--- start Provided data ---

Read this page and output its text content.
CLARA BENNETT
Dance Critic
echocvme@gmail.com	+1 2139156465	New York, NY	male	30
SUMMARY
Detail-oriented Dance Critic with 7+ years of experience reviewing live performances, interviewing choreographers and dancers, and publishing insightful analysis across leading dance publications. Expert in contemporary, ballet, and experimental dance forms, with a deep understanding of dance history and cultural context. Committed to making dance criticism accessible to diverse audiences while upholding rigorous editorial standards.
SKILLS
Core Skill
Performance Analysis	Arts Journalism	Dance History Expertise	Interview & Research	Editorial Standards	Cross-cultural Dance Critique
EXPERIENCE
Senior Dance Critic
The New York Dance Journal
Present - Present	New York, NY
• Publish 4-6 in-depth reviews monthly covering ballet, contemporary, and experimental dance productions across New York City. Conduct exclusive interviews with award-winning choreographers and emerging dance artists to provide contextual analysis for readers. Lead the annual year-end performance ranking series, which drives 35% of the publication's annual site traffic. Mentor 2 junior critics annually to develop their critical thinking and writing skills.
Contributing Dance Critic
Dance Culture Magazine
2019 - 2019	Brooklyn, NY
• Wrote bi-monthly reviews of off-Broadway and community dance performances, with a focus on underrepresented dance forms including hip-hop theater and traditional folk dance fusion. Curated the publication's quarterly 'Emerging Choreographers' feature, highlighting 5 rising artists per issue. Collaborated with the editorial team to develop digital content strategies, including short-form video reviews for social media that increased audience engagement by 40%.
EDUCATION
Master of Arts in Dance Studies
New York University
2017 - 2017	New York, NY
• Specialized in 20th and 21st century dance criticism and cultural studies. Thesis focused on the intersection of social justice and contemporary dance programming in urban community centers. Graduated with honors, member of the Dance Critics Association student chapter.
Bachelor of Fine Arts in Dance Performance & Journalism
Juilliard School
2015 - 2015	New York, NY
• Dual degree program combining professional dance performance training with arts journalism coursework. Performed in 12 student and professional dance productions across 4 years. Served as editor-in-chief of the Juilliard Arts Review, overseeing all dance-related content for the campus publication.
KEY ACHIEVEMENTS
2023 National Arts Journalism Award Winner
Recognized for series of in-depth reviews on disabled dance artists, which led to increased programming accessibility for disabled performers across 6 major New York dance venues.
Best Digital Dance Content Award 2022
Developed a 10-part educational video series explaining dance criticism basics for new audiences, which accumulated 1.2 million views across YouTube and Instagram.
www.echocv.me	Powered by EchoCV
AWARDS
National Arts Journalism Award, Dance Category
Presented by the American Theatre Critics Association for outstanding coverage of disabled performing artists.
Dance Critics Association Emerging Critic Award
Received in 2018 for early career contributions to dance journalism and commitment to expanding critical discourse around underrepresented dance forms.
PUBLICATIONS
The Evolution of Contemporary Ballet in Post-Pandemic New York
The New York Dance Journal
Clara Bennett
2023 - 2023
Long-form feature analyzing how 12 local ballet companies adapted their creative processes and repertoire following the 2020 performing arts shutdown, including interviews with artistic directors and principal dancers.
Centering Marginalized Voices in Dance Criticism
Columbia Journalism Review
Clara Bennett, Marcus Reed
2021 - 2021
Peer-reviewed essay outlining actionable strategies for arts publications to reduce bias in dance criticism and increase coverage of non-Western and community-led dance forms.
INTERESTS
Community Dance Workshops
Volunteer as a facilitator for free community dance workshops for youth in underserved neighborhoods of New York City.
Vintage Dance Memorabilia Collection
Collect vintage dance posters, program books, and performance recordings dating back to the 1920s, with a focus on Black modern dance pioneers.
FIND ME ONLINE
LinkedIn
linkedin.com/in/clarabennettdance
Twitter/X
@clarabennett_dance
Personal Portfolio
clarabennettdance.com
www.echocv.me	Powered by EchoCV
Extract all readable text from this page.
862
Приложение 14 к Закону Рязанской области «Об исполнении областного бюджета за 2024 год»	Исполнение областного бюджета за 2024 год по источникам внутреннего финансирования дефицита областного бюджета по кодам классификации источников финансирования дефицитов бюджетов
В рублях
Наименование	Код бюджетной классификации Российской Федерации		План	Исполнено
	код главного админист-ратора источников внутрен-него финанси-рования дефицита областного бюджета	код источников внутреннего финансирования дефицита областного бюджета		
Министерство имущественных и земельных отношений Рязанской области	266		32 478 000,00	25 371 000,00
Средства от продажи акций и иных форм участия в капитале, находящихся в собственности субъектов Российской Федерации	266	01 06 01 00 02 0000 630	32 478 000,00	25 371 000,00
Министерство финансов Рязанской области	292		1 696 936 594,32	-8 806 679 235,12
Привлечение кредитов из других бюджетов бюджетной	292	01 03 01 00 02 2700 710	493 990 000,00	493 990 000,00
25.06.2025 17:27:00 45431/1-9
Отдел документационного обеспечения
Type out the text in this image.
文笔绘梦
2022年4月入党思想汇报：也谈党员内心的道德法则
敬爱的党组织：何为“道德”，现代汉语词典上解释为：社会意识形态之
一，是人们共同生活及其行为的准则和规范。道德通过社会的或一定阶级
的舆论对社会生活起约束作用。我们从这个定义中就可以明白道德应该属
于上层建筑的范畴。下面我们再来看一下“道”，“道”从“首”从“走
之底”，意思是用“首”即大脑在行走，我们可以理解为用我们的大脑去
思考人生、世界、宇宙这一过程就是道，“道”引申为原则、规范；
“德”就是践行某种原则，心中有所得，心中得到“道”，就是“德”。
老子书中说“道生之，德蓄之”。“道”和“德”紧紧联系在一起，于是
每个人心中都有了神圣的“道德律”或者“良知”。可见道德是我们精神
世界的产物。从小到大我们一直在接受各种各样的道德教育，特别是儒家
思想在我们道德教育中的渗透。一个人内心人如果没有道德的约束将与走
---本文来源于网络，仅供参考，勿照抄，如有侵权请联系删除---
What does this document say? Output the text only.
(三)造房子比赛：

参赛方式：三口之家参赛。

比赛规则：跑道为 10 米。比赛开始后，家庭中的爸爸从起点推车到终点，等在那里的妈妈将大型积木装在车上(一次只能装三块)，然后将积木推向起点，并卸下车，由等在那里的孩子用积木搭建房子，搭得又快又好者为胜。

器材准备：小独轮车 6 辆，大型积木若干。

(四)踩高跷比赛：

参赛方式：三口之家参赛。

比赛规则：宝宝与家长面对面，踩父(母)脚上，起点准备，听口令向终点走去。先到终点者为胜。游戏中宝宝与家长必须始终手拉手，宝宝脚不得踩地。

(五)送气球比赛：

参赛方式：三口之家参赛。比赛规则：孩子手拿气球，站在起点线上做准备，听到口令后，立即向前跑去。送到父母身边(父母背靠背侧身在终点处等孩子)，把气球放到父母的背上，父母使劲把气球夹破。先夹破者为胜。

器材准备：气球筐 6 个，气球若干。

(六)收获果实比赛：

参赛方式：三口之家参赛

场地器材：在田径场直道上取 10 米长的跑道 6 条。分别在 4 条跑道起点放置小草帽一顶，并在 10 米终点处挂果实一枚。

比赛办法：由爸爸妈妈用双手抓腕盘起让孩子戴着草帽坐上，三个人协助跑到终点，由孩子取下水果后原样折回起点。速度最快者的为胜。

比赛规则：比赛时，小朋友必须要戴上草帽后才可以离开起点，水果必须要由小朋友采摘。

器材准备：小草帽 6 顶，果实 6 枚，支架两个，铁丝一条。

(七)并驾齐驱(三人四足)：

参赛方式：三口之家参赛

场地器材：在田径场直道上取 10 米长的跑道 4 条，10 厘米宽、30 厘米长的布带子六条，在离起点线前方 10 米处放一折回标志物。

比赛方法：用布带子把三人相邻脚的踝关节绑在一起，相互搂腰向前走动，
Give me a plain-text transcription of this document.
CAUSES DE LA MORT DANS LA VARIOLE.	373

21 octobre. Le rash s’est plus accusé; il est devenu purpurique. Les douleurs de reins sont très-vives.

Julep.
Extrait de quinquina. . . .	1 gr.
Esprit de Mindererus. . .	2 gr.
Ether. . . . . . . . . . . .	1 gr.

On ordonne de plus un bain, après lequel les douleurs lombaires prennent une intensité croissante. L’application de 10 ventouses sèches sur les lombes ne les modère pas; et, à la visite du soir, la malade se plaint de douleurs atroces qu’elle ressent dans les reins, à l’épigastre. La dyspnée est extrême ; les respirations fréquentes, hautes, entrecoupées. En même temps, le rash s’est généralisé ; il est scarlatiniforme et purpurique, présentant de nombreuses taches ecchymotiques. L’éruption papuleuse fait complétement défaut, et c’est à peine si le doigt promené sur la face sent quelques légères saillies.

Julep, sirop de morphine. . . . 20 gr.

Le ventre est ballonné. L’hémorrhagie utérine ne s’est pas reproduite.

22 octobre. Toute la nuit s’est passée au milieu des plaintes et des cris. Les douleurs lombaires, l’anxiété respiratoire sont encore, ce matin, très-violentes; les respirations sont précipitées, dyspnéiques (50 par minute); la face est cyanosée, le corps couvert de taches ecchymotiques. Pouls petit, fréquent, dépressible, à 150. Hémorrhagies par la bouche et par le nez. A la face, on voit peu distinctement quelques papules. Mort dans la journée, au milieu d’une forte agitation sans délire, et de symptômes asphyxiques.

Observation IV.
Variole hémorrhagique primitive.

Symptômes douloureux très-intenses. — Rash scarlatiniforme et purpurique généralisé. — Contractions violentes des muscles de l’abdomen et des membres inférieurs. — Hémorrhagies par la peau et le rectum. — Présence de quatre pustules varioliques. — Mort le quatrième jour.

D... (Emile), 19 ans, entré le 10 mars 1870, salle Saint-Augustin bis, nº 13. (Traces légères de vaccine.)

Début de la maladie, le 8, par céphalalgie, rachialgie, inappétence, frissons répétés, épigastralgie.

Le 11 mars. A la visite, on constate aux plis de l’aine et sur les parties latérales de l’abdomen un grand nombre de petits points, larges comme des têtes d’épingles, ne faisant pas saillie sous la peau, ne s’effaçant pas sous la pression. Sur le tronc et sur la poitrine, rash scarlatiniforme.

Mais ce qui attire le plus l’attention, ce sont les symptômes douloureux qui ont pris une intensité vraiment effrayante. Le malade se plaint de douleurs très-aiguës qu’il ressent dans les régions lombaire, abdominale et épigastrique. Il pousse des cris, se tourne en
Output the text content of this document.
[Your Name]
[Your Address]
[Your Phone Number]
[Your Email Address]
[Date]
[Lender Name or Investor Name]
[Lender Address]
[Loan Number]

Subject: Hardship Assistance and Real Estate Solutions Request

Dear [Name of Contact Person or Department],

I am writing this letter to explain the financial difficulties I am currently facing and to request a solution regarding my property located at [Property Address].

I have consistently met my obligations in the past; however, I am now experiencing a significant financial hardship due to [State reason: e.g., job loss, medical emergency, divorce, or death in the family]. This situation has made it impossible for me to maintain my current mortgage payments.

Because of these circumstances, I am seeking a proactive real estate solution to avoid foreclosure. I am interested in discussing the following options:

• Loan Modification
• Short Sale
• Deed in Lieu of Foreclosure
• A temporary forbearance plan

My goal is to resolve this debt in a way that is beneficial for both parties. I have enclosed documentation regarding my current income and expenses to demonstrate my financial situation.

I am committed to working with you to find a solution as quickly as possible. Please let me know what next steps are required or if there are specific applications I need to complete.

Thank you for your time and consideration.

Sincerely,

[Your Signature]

--- end Provided data ---

### The request
Pick out every line holding the string "page" and return it.

### Solved problem
Read this page and output its text content.
Extract all readable text from this page.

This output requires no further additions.